■ **AIM OF THE EXERCISE**
Work through the entries below and report how many lines include "上单调递增". The number alone is the answer.

■ **DATASET EXCERPTS**
════════
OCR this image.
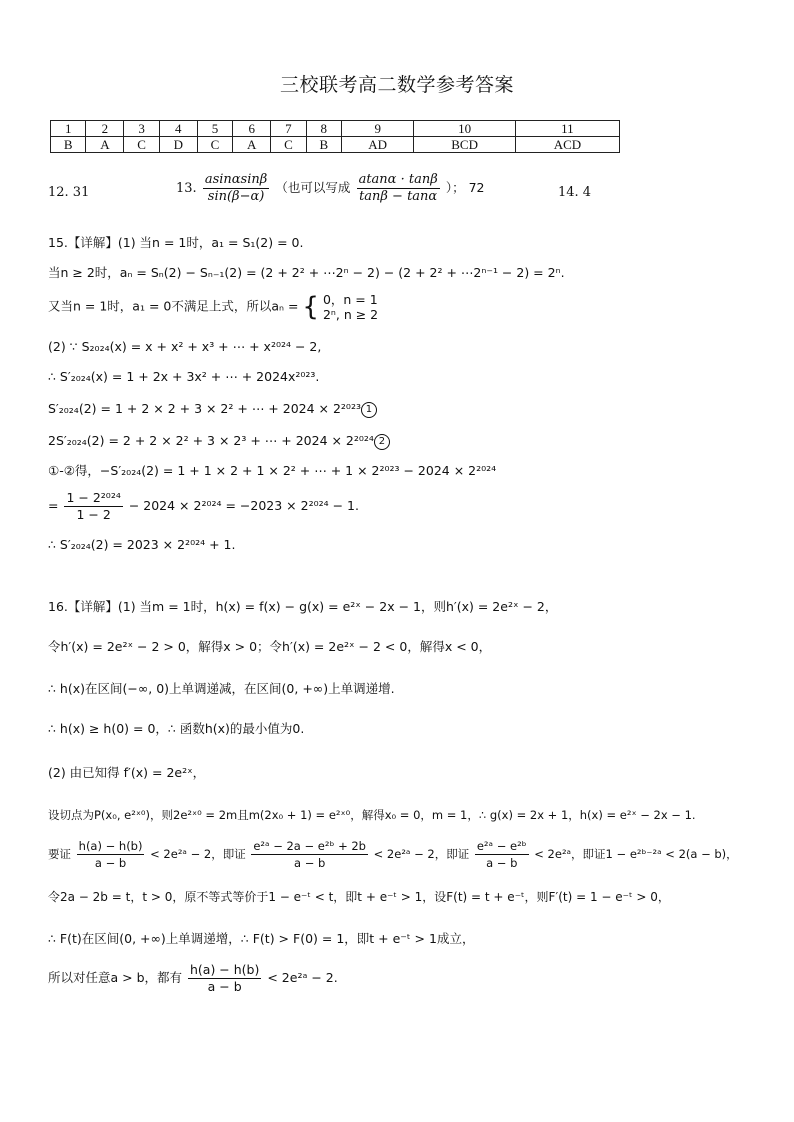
三校联考高二数学参考答案
1	2	3	4	5	6	7	8	9	10	11
B	A	C	D	C	A	C	B	AD	BCD	ACD
12. 31	13. $\frac{asin\alpha\sin\beta}{\sin(\beta-\alpha)}$ （也可以写成 $\frac{atan\alpha \cdot \tan\beta}{\tan\beta - \tan\alpha}$ ）； 72	14. 4
15.【详解】(1) 当n = 1时，a₁ = S₁(2) = 0.
当n ≥ 2时，aₙ = Sₙ(2) − Sₙ₋₁(2) = (2 + 2² + ⋯2ⁿ − 2) − (2 + 2² + ⋯2ⁿ⁻¹ − 2) = 2ⁿ.
又当n = 1时，a₁ = 0不满足上式，所以aₙ = { 0，n = 1
2ⁿ, n ≥ 2
(2) ∵ S₂₀₂₄(x) = x + x² + x³ + ⋯ + x²⁰²⁴ − 2,
∴ S′₂₀₂₄(x) = 1 + 2x + 3x² + ⋯ + 2024x²⁰²³.
S′₂₀₂₄(2) = 1 + 2 × 2 + 3 × 2² + ⋯ + 2024 × 2²⁰²³ 1
2S′₂₀₂₄(2) = 2 + 2 × 2² + 3 × 2³ + ⋯ + 2024 × 2²⁰²⁴ 2
①-②得，−S′₂₀₂₄(2) = 1 + 1 × 2 + 1 × 2² + ⋯ + 1 × 2²⁰²³ − 2024 × 2²⁰²⁴
= $\frac{\text{1 − 2²⁰²⁴}}{1 - 2} - 2024 \times 2^{2024} = -2023 \times 2^{2024} - 1$.
∴ S′₂₀₂₄(2) = 2023 × 2²⁰²⁴ + 1.
16.【详解】(1) 当m = 1时，h(x) = f(x) − g(x) = e²ˣ − 2x − 1，则h′(x) = 2e²ˣ − 2，
令h′(x) = 2e²ˣ − 2 > 0，解得x > 0；令h′(x) = 2e²ˣ − 2 < 0，解得x < 0，
∴ h(x)在区间(−∞, 0)上单调递减，在区间(0, +∞)上单调递增.
∴ h(x) ≥ h(0) = 0，∴ 函数h(x)的最小值为0.
(2) 由已知得 f′(x) = 2e²ˣ，
设切点为P(x₀, e²ˣ⁰)，则2e²ˣ⁰ = 2m且m(2x₀ + 1) = e²ˣ⁰，解得x₀ = 0，m = 1，∴ g(x) = 2x + 1，h(x) = e²ˣ − 2x − 1.
要证 $\frac{h(a) - h(b)}{a - b}$ < 2e²ᵃ − 2，即证 $\frac{\text{e²ᵃ − 2a − e²ᵇ + 2b}}{a - b}$ < 2e²ᵃ − 2，即证 $\frac{\text{e²ᵃ − e²ᵇ}}{a - b}$ < 2e²ᵃ，即证1 − e²ᵇ⁻²ᵃ < 2(a − b)，
令2a − 2b = t，t > 0，原不等式等价于1 − e⁻ᵗ < t，即t + e⁻ᵗ > 1，设F(t) = t + e⁻ᵗ，则F′(t) = 1 − e⁻ᵗ > 0，
∴ F(t)在区间(0, +∞)上单调递增，∴ F(t) > F(0) = 1，即t + e⁻ᵗ > 1成立，
所以对任意a > b，都有 $\frac{h(a) - h(b)}{a - b}$ < 2e²ᵃ − 2.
════════
■ **FULL OUTPUT**
2